- [TASK REQUIREMENTS]:
State how many lines of the entries hold the string "ylabel", and output nothing but that count.

- [LISTING]:
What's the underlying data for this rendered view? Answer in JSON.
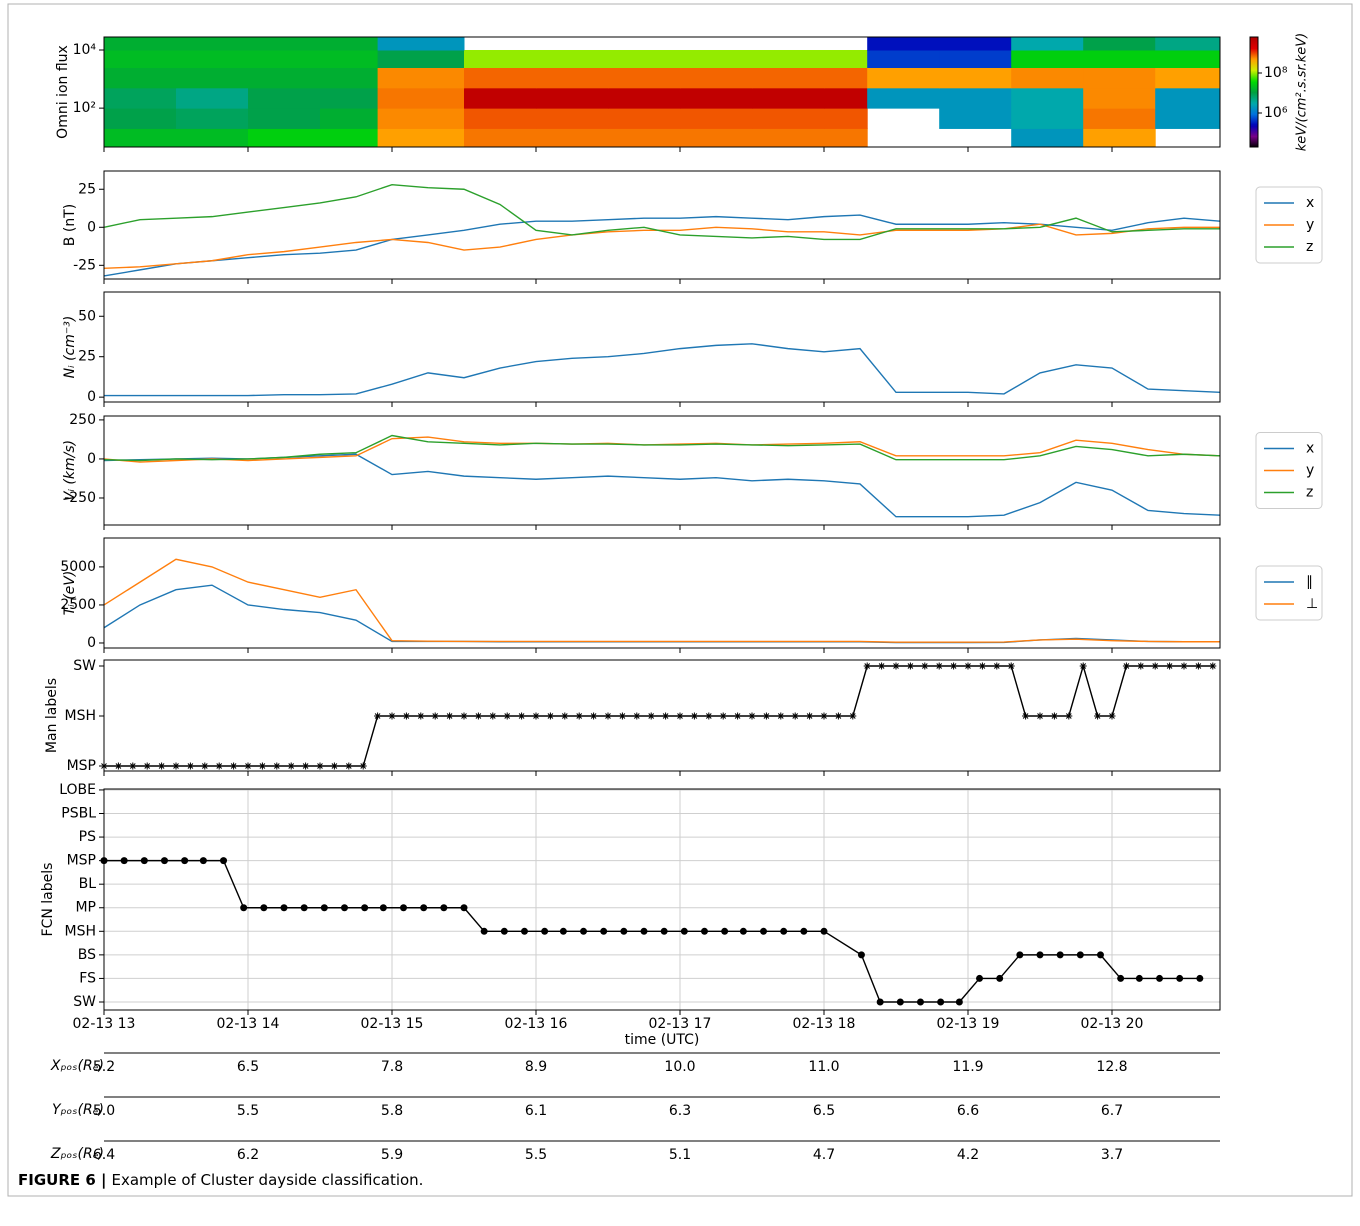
{
  "chart_data": [
    {
      "type": "heatmap",
      "ylabel": "Omni ion flux",
      "yscale": "log",
      "x_bins": [
        13,
        13.5,
        14,
        14.5,
        14.9,
        15.5,
        16,
        16.5,
        17,
        17.5,
        18,
        18.3,
        18.8,
        19.3,
        19.8,
        20.3,
        20.75
      ],
      "y_bins": [
        4.6,
        20,
        100,
        500,
        2500,
        10000,
        28000
      ],
      "values": [
        [
          20000000.0,
          20000000.0,
          30000000.0,
          30000000.0,
          500000000.0,
          700000000.0,
          700000000.0,
          700000000.0,
          700000000.0,
          700000000.0,
          700000000.0,
          null,
          null,
          2000000.0,
          500000000.0,
          null
        ],
        [
          10000000.0,
          8000000.0,
          10000000.0,
          15000000.0,
          600000000.0,
          900000000.0,
          900000000.0,
          900000000.0,
          900000000.0,
          900000000.0,
          900000000.0,
          null,
          2000000.0,
          3000000.0,
          700000000.0,
          2000000.0
        ],
        [
          8000000.0,
          5000000.0,
          10000000.0,
          10000000.0,
          700000000.0,
          4000000000.0,
          4000000000.0,
          4000000000.0,
          4000000000.0,
          4000000000.0,
          4000000000.0,
          2000000.0,
          2000000.0,
          3000000.0,
          600000000.0,
          2000000.0
        ],
        [
          15000000.0,
          15000000.0,
          15000000.0,
          15000000.0,
          600000000.0,
          800000000.0,
          800000000.0,
          800000000.0,
          800000000.0,
          800000000.0,
          800000000.0,
          500000000.0,
          500000000.0,
          600000000.0,
          600000000.0,
          500000000.0
        ],
        [
          20000000.0,
          20000000.0,
          20000000.0,
          20000000.0,
          10000000.0,
          100000000.0,
          100000000.0,
          100000000.0,
          100000000.0,
          100000000.0,
          100000000.0,
          500000.0,
          500000.0,
          30000000.0,
          30000000.0,
          30000000.0
        ],
        [
          15000000.0,
          15000000.0,
          15000000.0,
          15000000.0,
          2000000.0,
          null,
          null,
          null,
          null,
          null,
          null,
          300000.0,
          300000.0,
          3000000.0,
          10000000.0,
          5000000.0
        ]
      ],
      "xlim": [
        13,
        20.75
      ],
      "ylim": [
        4.6,
        28000
      ],
      "xticks": [
        13,
        14,
        15,
        16,
        17,
        18,
        19,
        20
      ],
      "yticks": [
        {
          "value": 100,
          "label": "10²"
        },
        {
          "value": 10000,
          "label": "10⁴"
        }
      ],
      "zscale": "log",
      "zlim": [
        20000,
        6300000000
      ],
      "zticks": [
        {
          "value": 1000000,
          "label": "10⁶"
        },
        {
          "value": 100000000,
          "label": "10⁸"
        }
      ],
      "zlabel": "keV/(cm².s.sr.keV)",
      "colormap": [
        "#000000",
        "#780088",
        "#0000b8",
        "#0070dd",
        "#00aaaa",
        "#00a040",
        "#00dd00",
        "#ccf000",
        "#ffa000",
        "#e00000",
        "#b00000"
      ],
      "over_color": "#c8c8c8"
    },
    {
      "type": "line",
      "ylabel": "B (nT)",
      "legend": "right",
      "x": [
        13,
        13.25,
        13.5,
        13.75,
        14,
        14.25,
        14.5,
        14.75,
        15,
        15.25,
        15.5,
        15.75,
        16,
        16.25,
        16.5,
        16.75,
        17,
        17.25,
        17.5,
        17.75,
        18,
        18.25,
        18.5,
        18.75,
        19,
        19.25,
        19.5,
        19.75,
        20,
        20.25,
        20.5,
        20.75
      ],
      "series": [
        {
          "name": "x",
          "color": "#1f77b4",
          "values": [
            -32,
            -28,
            -24,
            -22,
            -20,
            -18,
            -17,
            -15,
            -8,
            -5,
            -2,
            2,
            4,
            4,
            5,
            6,
            6,
            7,
            6,
            5,
            7,
            8,
            2,
            2,
            2,
            3,
            2,
            0,
            -2,
            3,
            6,
            4
          ]
        },
        {
          "name": "y",
          "color": "#ff7f0e",
          "values": [
            -27,
            -26,
            -24,
            -22,
            -18,
            -16,
            -13,
            -10,
            -8,
            -10,
            -15,
            -13,
            -8,
            -5,
            -3,
            -2,
            -2,
            0,
            -1,
            -3,
            -3,
            -5,
            -2,
            -2,
            -2,
            -1,
            2,
            -5,
            -4,
            -1,
            0,
            0
          ]
        },
        {
          "name": "z",
          "color": "#2ca02c",
          "values": [
            0,
            5,
            6,
            7,
            10,
            13,
            16,
            20,
            28,
            26,
            25,
            15,
            -2,
            -5,
            -2,
            0,
            -5,
            -6,
            -7,
            -6,
            -8,
            -8,
            -1,
            -1,
            -1,
            -1,
            0,
            6,
            -3,
            -2,
            -1,
            -1
          ]
        }
      ],
      "xlim": [
        13,
        20.75
      ],
      "ylim": [
        -34,
        37
      ],
      "xticks": [
        13,
        14,
        15,
        16,
        17,
        18,
        19,
        20
      ],
      "yticks": [
        -25,
        0,
        25
      ]
    },
    {
      "type": "line",
      "ylabel": "Nᵢ (cm⁻³)",
      "x": [
        13,
        13.25,
        13.5,
        13.75,
        14,
        14.25,
        14.5,
        14.75,
        15,
        15.25,
        15.5,
        15.75,
        16,
        16.25,
        16.5,
        16.75,
        17,
        17.25,
        17.5,
        17.75,
        18,
        18.25,
        18.5,
        18.75,
        19,
        19.25,
        19.5,
        19.75,
        20,
        20.25,
        20.5,
        20.75
      ],
      "series": [
        {
          "color": "#1f77b4",
          "values": [
            1,
            1,
            1,
            1,
            1,
            1.5,
            1.5,
            2,
            8,
            15,
            12,
            18,
            22,
            24,
            25,
            27,
            30,
            32,
            33,
            30,
            28,
            30,
            3,
            3,
            3,
            2,
            15,
            20,
            18,
            5,
            4,
            3
          ]
        }
      ],
      "xlim": [
        13,
        20.75
      ],
      "ylim": [
        -3,
        65
      ],
      "xticks": [
        13,
        14,
        15,
        16,
        17,
        18,
        19,
        20
      ],
      "yticks": [
        0,
        25,
        50
      ]
    },
    {
      "type": "line",
      "ylabel": "Vᵢ (km/s)",
      "legend": "right",
      "x": [
        13,
        13.25,
        13.5,
        13.75,
        14,
        14.25,
        14.5,
        14.75,
        15,
        15.25,
        15.5,
        15.75,
        16,
        16.25,
        16.5,
        16.75,
        17,
        17.25,
        17.5,
        17.75,
        18,
        18.25,
        18.5,
        18.75,
        19,
        19.25,
        19.5,
        19.75,
        20,
        20.25,
        20.5,
        20.75
      ],
      "series": [
        {
          "name": "x",
          "color": "#1f77b4",
          "values": [
            -10,
            -5,
            0,
            5,
            0,
            10,
            20,
            30,
            -100,
            -80,
            -110,
            -120,
            -130,
            -120,
            -110,
            -120,
            -130,
            -120,
            -140,
            -130,
            -140,
            -160,
            -370,
            -370,
            -370,
            -360,
            -280,
            -150,
            -200,
            -330,
            -350,
            -360
          ]
        },
        {
          "name": "y",
          "color": "#ff7f0e",
          "values": [
            0,
            -20,
            -10,
            0,
            -10,
            0,
            10,
            20,
            130,
            140,
            110,
            100,
            100,
            95,
            100,
            90,
            95,
            100,
            90,
            95,
            100,
            110,
            20,
            20,
            20,
            20,
            40,
            120,
            100,
            60,
            30,
            20
          ]
        },
        {
          "name": "z",
          "color": "#2ca02c",
          "values": [
            -5,
            -10,
            0,
            -5,
            0,
            10,
            30,
            40,
            150,
            110,
            100,
            90,
            100,
            95,
            95,
            90,
            90,
            95,
            90,
            85,
            90,
            95,
            -5,
            -5,
            -5,
            -5,
            20,
            80,
            60,
            20,
            30,
            20
          ]
        }
      ],
      "xlim": [
        13,
        20.75
      ],
      "ylim": [
        -423,
        275
      ],
      "xticks": [
        13,
        14,
        15,
        16,
        17,
        18,
        19,
        20
      ],
      "yticks": [
        -250,
        0,
        250
      ]
    },
    {
      "type": "line",
      "ylabel": "Tᵢ (eV)",
      "legend": "right",
      "x": [
        13,
        13.25,
        13.5,
        13.75,
        14,
        14.25,
        14.5,
        14.75,
        15,
        15.25,
        15.5,
        15.75,
        16,
        16.25,
        16.5,
        16.75,
        17,
        17.25,
        17.5,
        17.75,
        18,
        18.25,
        18.5,
        18.75,
        19,
        19.25,
        19.5,
        19.75,
        20,
        20.25,
        20.5,
        20.75
      ],
      "series": [
        {
          "name": "∥",
          "color": "#1f77b4",
          "values": [
            1000,
            2500,
            3500,
            3800,
            2500,
            2200,
            2000,
            1500,
            100,
            100,
            100,
            80,
            80,
            80,
            80,
            80,
            80,
            80,
            80,
            80,
            80,
            80,
            30,
            30,
            30,
            40,
            200,
            300,
            200,
            100,
            80,
            80
          ]
        },
        {
          "name": "⊥",
          "color": "#ff7f0e",
          "values": [
            2500,
            4000,
            5500,
            5000,
            4000,
            3500,
            3000,
            3500,
            150,
            120,
            100,
            100,
            100,
            100,
            100,
            100,
            100,
            100,
            100,
            100,
            100,
            100,
            50,
            50,
            50,
            60,
            200,
            250,
            150,
            100,
            80,
            80
          ]
        }
      ],
      "xlim": [
        13,
        20.75
      ],
      "ylim": [
        -330,
        6900
      ],
      "xticks": [
        13,
        14,
        15,
        16,
        17,
        18,
        19,
        20
      ],
      "yticks": [
        0,
        2500,
        5000
      ]
    },
    {
      "type": "line",
      "ylabel": "Man labels",
      "marker": "*",
      "x": [
        13,
        13.1,
        13.2,
        13.3,
        13.4,
        13.5,
        13.6,
        13.7,
        13.8,
        13.9,
        14,
        14.1,
        14.2,
        14.3,
        14.4,
        14.5,
        14.6,
        14.7,
        14.8,
        14.9,
        15,
        15.1,
        15.2,
        15.3,
        15.4,
        15.5,
        15.6,
        15.7,
        15.8,
        15.9,
        16,
        16.1,
        16.2,
        16.3,
        16.4,
        16.5,
        16.6,
        16.7,
        16.8,
        16.9,
        17,
        17.1,
        17.2,
        17.3,
        17.4,
        17.5,
        17.6,
        17.7,
        17.8,
        17.9,
        18,
        18.1,
        18.2,
        18.3,
        18.4,
        18.5,
        18.6,
        18.7,
        18.8,
        18.9,
        19,
        19.1,
        19.2,
        19.3,
        19.4,
        19.5,
        19.6,
        19.7,
        19.8,
        19.9,
        20,
        20.1,
        20.2,
        20.3,
        20.4,
        20.5,
        20.6,
        20.7
      ],
      "series": [
        {
          "color": "#000000",
          "values": [
            0,
            0,
            0,
            0,
            0,
            0,
            0,
            0,
            0,
            0,
            0,
            0,
            0,
            0,
            0,
            0,
            0,
            0,
            0,
            1,
            1,
            1,
            1,
            1,
            1,
            1,
            1,
            1,
            1,
            1,
            1,
            1,
            1,
            1,
            1,
            1,
            1,
            1,
            1,
            1,
            1,
            1,
            1,
            1,
            1,
            1,
            1,
            1,
            1,
            1,
            1,
            1,
            1,
            2,
            2,
            2,
            2,
            2,
            2,
            2,
            2,
            2,
            2,
            2,
            1,
            1,
            1,
            1,
            2,
            1,
            1,
            2,
            2,
            2,
            2,
            2,
            2,
            2
          ]
        }
      ],
      "xlim": [
        13,
        20.75
      ],
      "ylim": [
        -0.1,
        2.12
      ],
      "xticks": [
        13,
        14,
        15,
        16,
        17,
        18,
        19,
        20
      ],
      "yticks": [
        {
          "value": 0,
          "label": "MSP"
        },
        {
          "value": 1,
          "label": "MSH"
        },
        {
          "value": 2,
          "label": "SW"
        }
      ]
    },
    {
      "type": "line",
      "ylabel": "FCN labels",
      "xlabel": "time (UTC)",
      "marker": "o",
      "grid": true,
      "x": [
        13,
        13.14,
        13.28,
        13.42,
        13.56,
        13.69,
        13.83,
        13.97,
        14.11,
        14.25,
        14.39,
        14.53,
        14.67,
        14.81,
        14.94,
        15.08,
        15.22,
        15.36,
        15.5,
        15.64,
        15.78,
        15.92,
        16.06,
        16.19,
        16.33,
        16.47,
        16.61,
        16.75,
        16.89,
        17.03,
        17.17,
        17.31,
        17.44,
        17.58,
        17.72,
        17.86,
        18,
        18.26,
        18.39,
        18.53,
        18.67,
        18.81,
        18.94,
        19.08,
        19.22,
        19.36,
        19.5,
        19.64,
        19.78,
        19.92,
        20.06,
        20.19,
        20.33,
        20.47,
        20.61
      ],
      "series": [
        {
          "color": "#000000",
          "values": [
            6,
            6,
            6,
            6,
            6,
            6,
            6,
            4,
            4,
            4,
            4,
            4,
            4,
            4,
            4,
            4,
            4,
            4,
            4,
            3,
            3,
            3,
            3,
            3,
            3,
            3,
            3,
            3,
            3,
            3,
            3,
            3,
            3,
            3,
            3,
            3,
            3,
            2,
            0,
            0,
            0,
            0,
            0,
            1,
            1,
            2,
            2,
            2,
            2,
            2,
            1,
            1,
            1,
            1,
            1
          ]
        }
      ],
      "xlim": [
        13,
        20.75
      ],
      "ylim": [
        -0.34,
        9.04
      ],
      "xticks": [
        {
          "value": 13,
          "label": "02-13 13"
        },
        {
          "value": 14,
          "label": "02-13 14"
        },
        {
          "value": 15,
          "label": "02-13 15"
        },
        {
          "value": 16,
          "label": "02-13 16"
        },
        {
          "value": 17,
          "label": "02-13 17"
        },
        {
          "value": 18,
          "label": "02-13 18"
        },
        {
          "value": 19,
          "label": "02-13 19"
        },
        {
          "value": 20,
          "label": "02-13 20"
        }
      ],
      "yticks": [
        {
          "value": 0,
          "label": "SW"
        },
        {
          "value": 1,
          "label": "FS"
        },
        {
          "value": 2,
          "label": "BS"
        },
        {
          "value": 3,
          "label": "MSH"
        },
        {
          "value": 4,
          "label": "MP"
        },
        {
          "value": 5,
          "label": "BL"
        },
        {
          "value": 6,
          "label": "MSP"
        },
        {
          "value": 7,
          "label": "PS"
        },
        {
          "value": 8,
          "label": "PSBL"
        },
        {
          "value": 9,
          "label": "LOBE"
        }
      ]
    }
  ],
  "position_table": {
    "rows": [
      {
        "label": "Xₚₒₛ(Rₑ)",
        "values": [
          "5.2",
          "6.5",
          "7.8",
          "8.9",
          "10.0",
          "11.0",
          "11.9",
          "12.8"
        ]
      },
      {
        "label": "Yₚₒₛ(Rₑ)",
        "values": [
          "5.0",
          "5.5",
          "5.8",
          "6.1",
          "6.3",
          "6.5",
          "6.6",
          "6.7"
        ]
      },
      {
        "label": "Zₚₒₛ(Rₑ)",
        "values": [
          "6.4",
          "6.2",
          "5.9",
          "5.5",
          "5.1",
          "4.7",
          "4.2",
          "3.7"
        ]
      }
    ]
  },
  "caption": {
    "figure_label": "FIGURE 6 |",
    "text": "Example of Cluster dayside classification."
  }
}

- [RESPONSE TO THE TASK]:
7